# [What is expected]
Give back every line exactly as it appears, pictures excluded.

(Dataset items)

-*-

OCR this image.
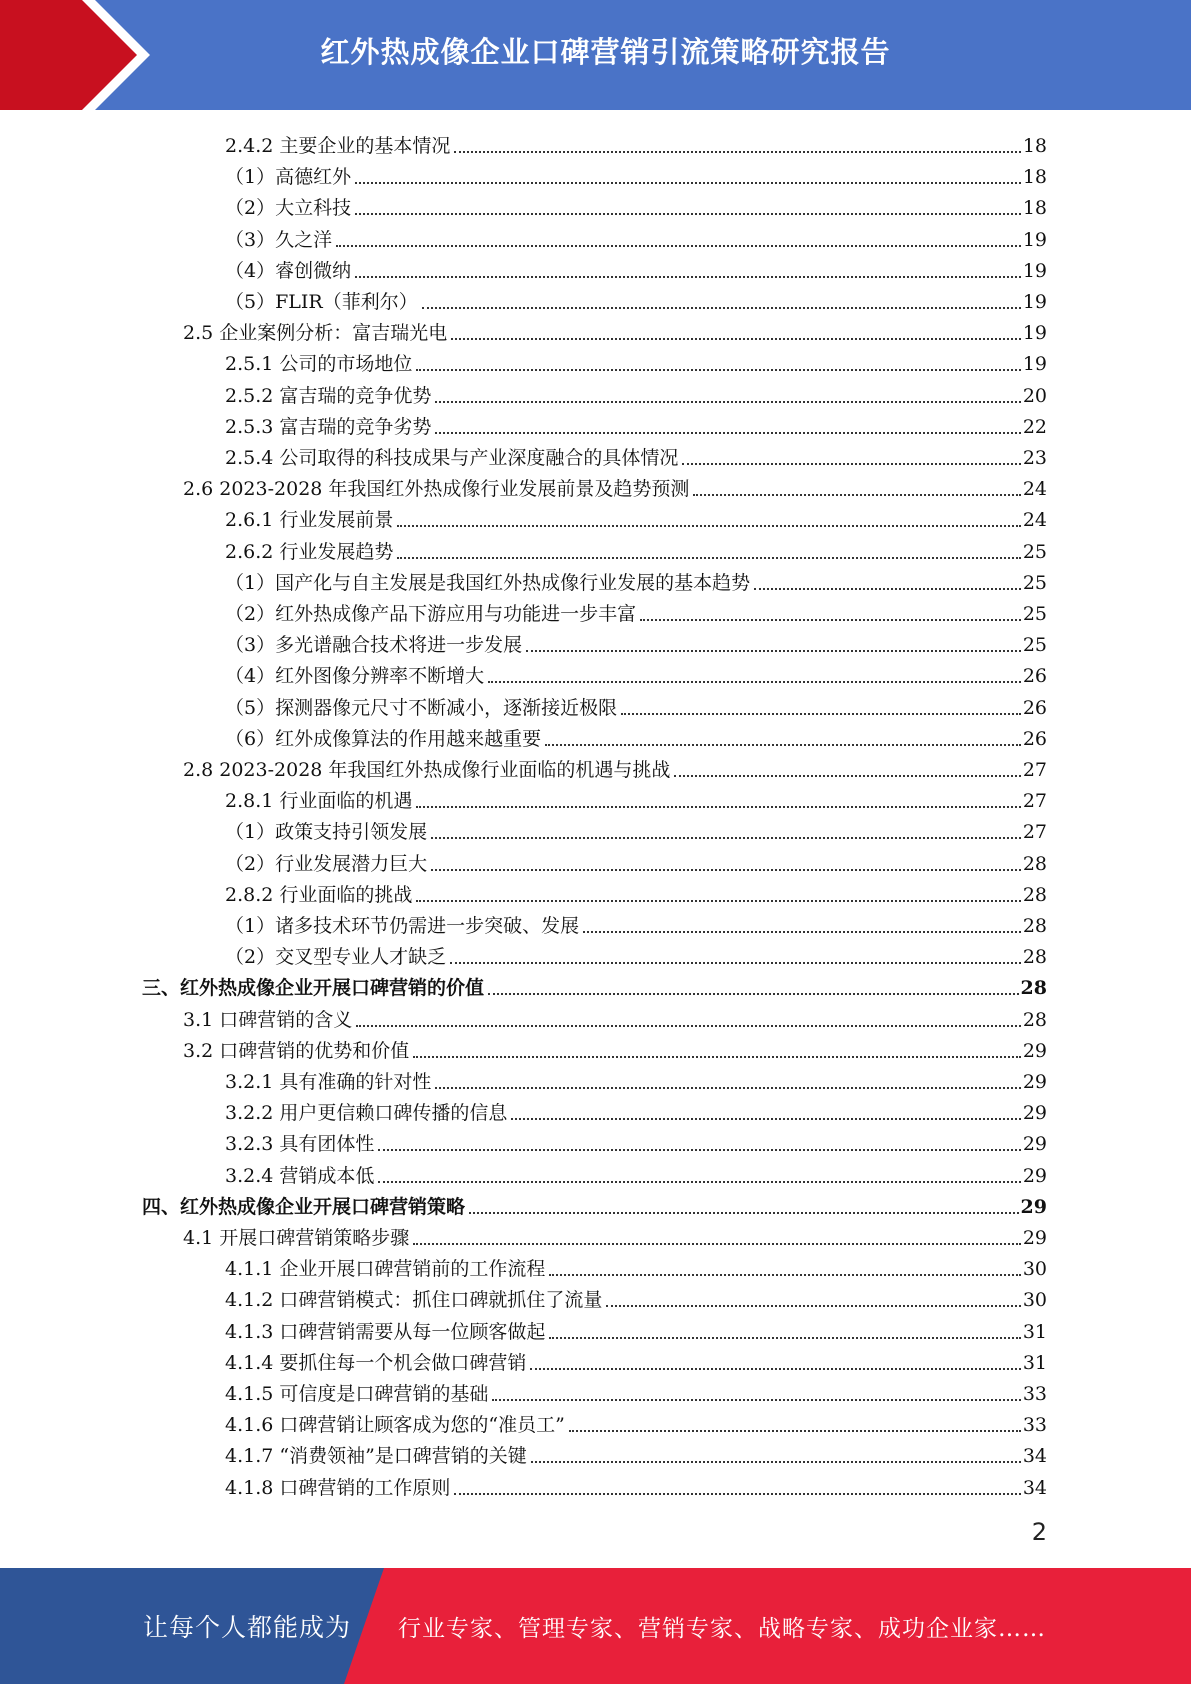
红外热成像企业口碑营销引流策略研究报告
2.4.2 主要企业的基本情况	18
（1）高德红外	18
（2）大立科技	18
（3）久之洋	19
（4）睿创微纳	19
（5）FLIR（菲利尔）	19
2.5 企业案例分析：富吉瑞光电	19
2.5.1 公司的市场地位	19
2.5.2 富吉瑞的竞争优势	20
2.5.3 富吉瑞的竞争劣势	22
2.5.4 公司取得的科技成果与产业深度融合的具体情况	23
2.6 2023-2028 年我国红外热成像行业发展前景及趋势预测	24
2.6.1 行业发展前景	24
2.6.2 行业发展趋势	25
（1）国产化与自主发展是我国红外热成像行业发展的基本趋势	25
（2）红外热成像产品下游应用与功能进一步丰富	25
（3）多光谱融合技术将进一步发展	25
（4）红外图像分辨率不断增大	26
（5）探测器像元尺寸不断减小，逐渐接近极限	26
（6）红外成像算法的作用越来越重要	26
2.8 2023-2028 年我国红外热成像行业面临的机遇与挑战	27
2.8.1 行业面临的机遇	27
（1）政策支持引领发展	27
（2）行业发展潜力巨大	28
2.8.2 行业面临的挑战	28
（1）诸多技术环节仍需进一步突破、发展	28
（2）交叉型专业人才缺乏	28
三、红外热成像企业开展口碑营销的价值	28
3.1 口碑营销的含义	28
3.2 口碑营销的优势和价值	29
3.2.1 具有准确的针对性	29
3.2.2 用户更信赖口碑传播的信息	29
3.2.3 具有团体性	29
3.2.4 营销成本低	29
四、红外热成像企业开展口碑营销策略	29
4.1 开展口碑营销策略步骤	29
4.1.1 企业开展口碑营销前的工作流程	30
4.1.2 口碑营销模式：抓住口碑就抓住了流量	30
4.1.3 口碑营销需要从每一位顾客做起	31
4.1.4 要抓住每一个机会做口碑营销	31
4.1.5 可信度是口碑营销的基础	33
4.1.6 口碑营销让顾客成为您的“准员工”	33
4.1.7 “消费领袖”是口碑营销的关键	34
4.1.8 口碑营销的工作原则	34
2
让每个人都能成为 行业专家、管理专家、营销专家、战略专家、成功企业家……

-*-

# [Result of the task]
OCR this image.
红外热成像企业口碑营销引流策略研究报告
2.4.2 主要企业的基本情况	18
（1）高德红外	18
（2）大立科技	18
（3）久之洋	19
（4）睿创微纳	19
（5）FLIR（菲利尔）	19
2.5 企业案例分析：富吉瑞光电	19
2.5.1 公司的市场地位	19
2.5.2 富吉瑞的竞争优势	20
2.5.3 富吉瑞的竞争劣势	22
2.5.4 公司取得的科技成果与产业深度融合的具体情况	23
2.6 2023-2028 年我国红外热成像行业发展前景及趋势预测	24
2.6.1 行业发展前景	24
2.6.2 行业发展趋势	25
（1）国产化与自主发展是我国红外热成像行业发展的基本趋势	25
（2）红外热成像产品下游应用与功能进一步丰富	25
（3）多光谱融合技术将进一步发展	25
（4）红外图像分辨率不断增大	26
（5）探测器像元尺寸不断减小，逐渐接近极限	26
（6）红外成像算法的作用越来越重要	26
2.8 2023-2028 年我国红外热成像行业面临的机遇与挑战	27
2.8.1 行业面临的机遇	27
（1）政策支持引领发展	27
（2）行业发展潜力巨大	28
2.8.2 行业面临的挑战	28
（1）诸多技术环节仍需进一步突破、发展	28
（2）交叉型专业人才缺乏	28
三、红外热成像企业开展口碑营销的价值	28
3.1 口碑营销的含义	28
3.2 口碑营销的优势和价值	29
3.2.1 具有准确的针对性	29
3.2.2 用户更信赖口碑传播的信息	29
3.2.3 具有团体性	29
3.2.4 营销成本低	29
四、红外热成像企业开展口碑营销策略	29
4.1 开展口碑营销策略步骤	29
4.1.1 企业开展口碑营销前的工作流程	30
4.1.2 口碑营销模式：抓住口碑就抓住了流量	30
4.1.3 口碑营销需要从每一位顾客做起	31
4.1.4 要抓住每一个机会做口碑营销	31
4.1.5 可信度是口碑营销的基础	33
4.1.6 口碑营销让顾客成为您的“准员工”	33
4.1.7 “消费领袖”是口碑营销的关键	34
4.1.8 口碑营销的工作原则	34
2
让每个人都能成为 行业专家、管理专家、营销专家、战略专家、成功企业家……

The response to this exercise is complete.